** START **
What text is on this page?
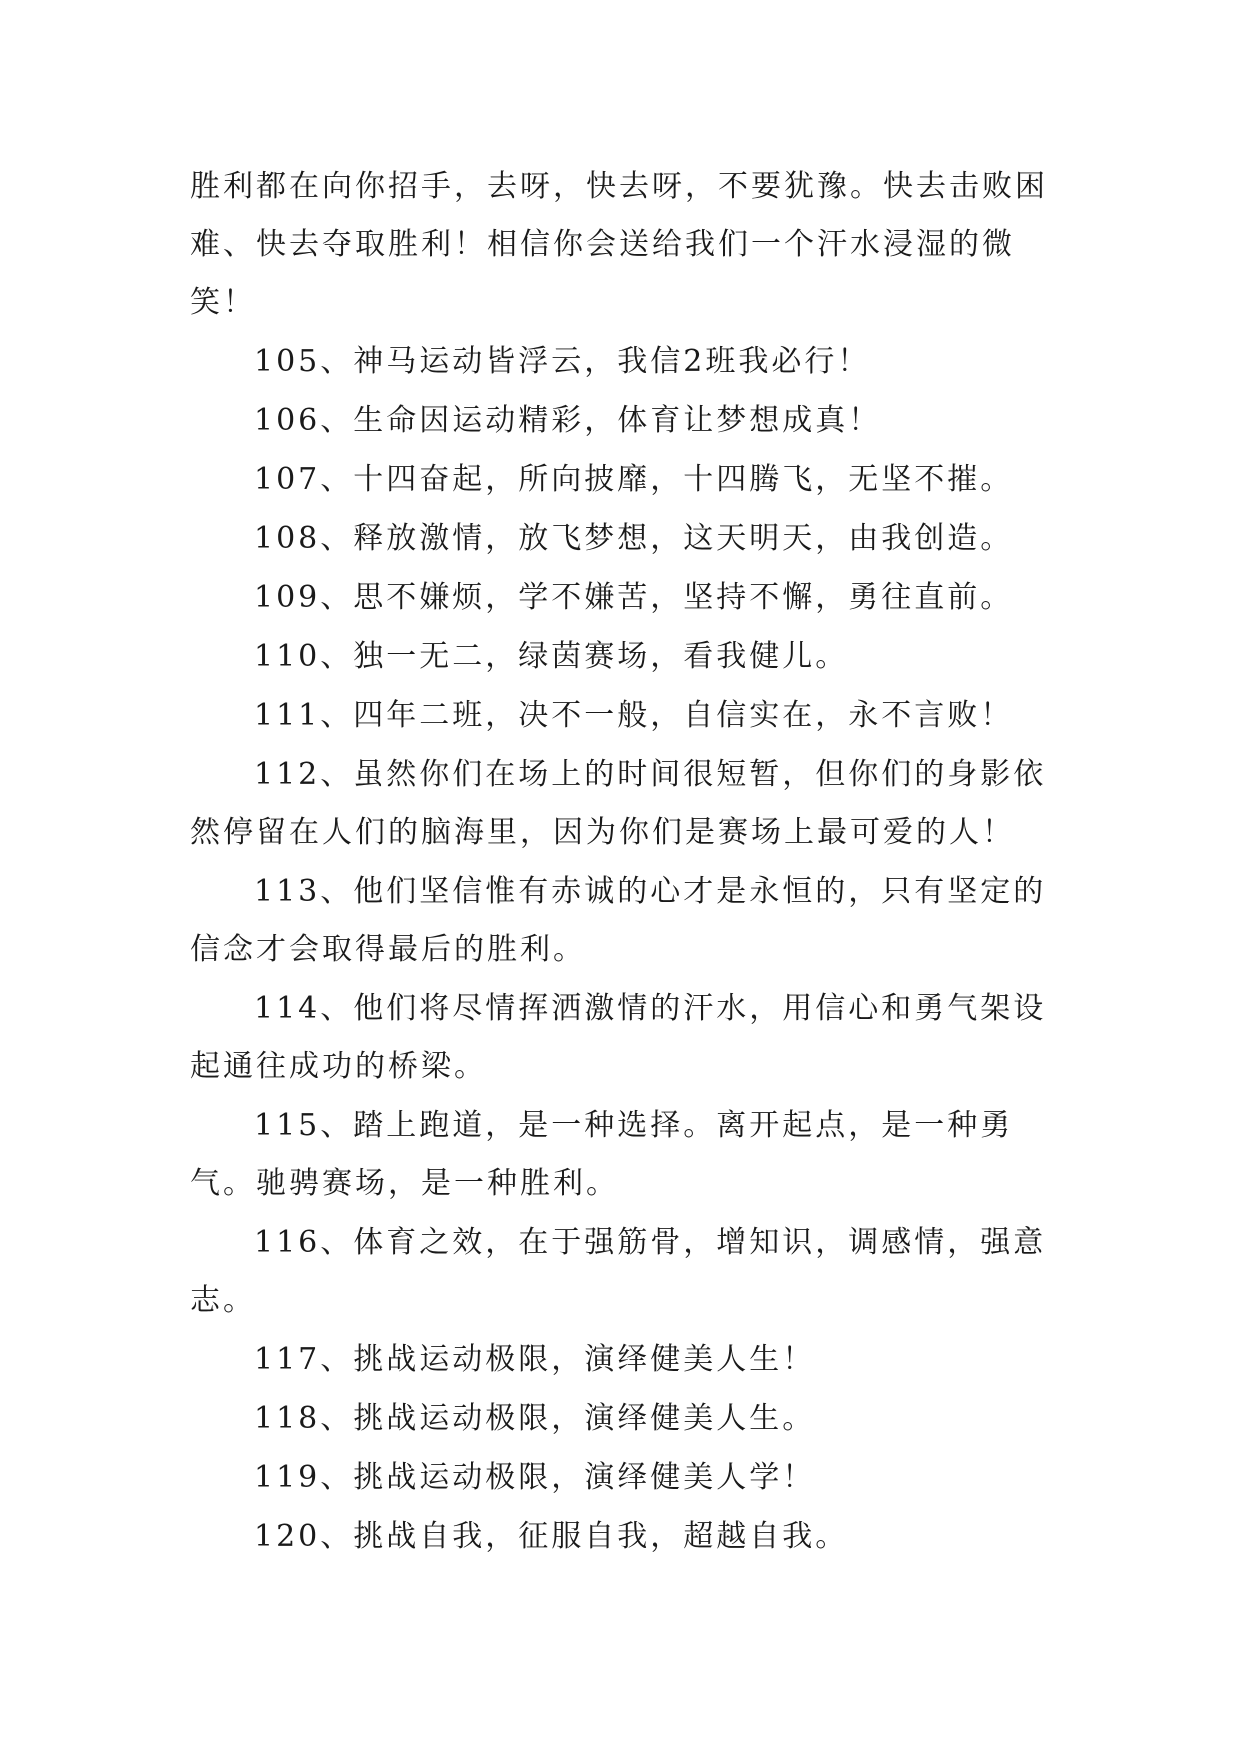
胜利都在向你招手，去呀，快去呀，不要犹豫。快去击败困难、快去夺取胜利！相信你会送给我们一个汗水浸湿的微笑！

105、神马运动皆浮云，我信2班我必行！

106、生命因运动精彩，体育让梦想成真！

107、十四奋起，所向披靡，十四腾飞，无坚不摧。

108、释放激情，放飞梦想，这天明天，由我创造。

109、思不嫌烦，学不嫌苦，坚持不懈，勇往直前。

110、独一无二，绿茵赛场，看我健儿。

111、四年二班，决不一般，自信实在，永不言败！

112、虽然你们在场上的时间很短暂，但你们的身影依然停留在人们的脑海里，因为你们是赛场上最可爱的人！

113、他们坚信惟有赤诚的心才是永恒的，只有坚定的信念才会取得最后的胜利。

114、他们将尽情挥洒激情的汗水，用信心和勇气架设起通往成功的桥梁。

115、踏上跑道，是一种选择。离开起点，是一种勇气。驰骋赛场，是一种胜利。

116、体育之效，在于强筋骨，增知识，调感情，强意志。

117、挑战运动极限，演绎健美人生！

118、挑战运动极限，演绎健美人生。

119、挑战运动极限，演绎健美人学！

120、挑战自我，征服自我，超越自我。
** END **
§ **Task instructions**
Reproduce each line word for word and drop the pictures.

§ **Complete answer**
What text is on this page?
胜利都在向你招手，去呀，快去呀，不要犹豫。快去击败困难、快去夺取胜利！相信你会送给我们一个汗水浸湿的微笑！

105、神马运动皆浮云，我信2班我必行！

106、生命因运动精彩，体育让梦想成真！

107、十四奋起，所向披靡，十四腾飞，无坚不摧。

108、释放激情，放飞梦想，这天明天，由我创造。

109、思不嫌烦，学不嫌苦，坚持不懈，勇往直前。

110、独一无二，绿茵赛场，看我健儿。

111、四年二班，决不一般，自信实在，永不言败！

112、虽然你们在场上的时间很短暂，但你们的身影依然停留在人们的脑海里，因为你们是赛场上最可爱的人！

113、他们坚信惟有赤诚的心才是永恒的，只有坚定的信念才会取得最后的胜利。

114、他们将尽情挥洒激情的汗水，用信心和勇气架设起通往成功的桥梁。

115、踏上跑道，是一种选择。离开起点，是一种勇气。驰骋赛场，是一种胜利。

116、体育之效，在于强筋骨，增知识，调感情，强意志。

117、挑战运动极限，演绎健美人生！

118、挑战运动极限，演绎健美人生。

119、挑战运动极限，演绎健美人学！

120、挑战自我，征服自我，超越自我。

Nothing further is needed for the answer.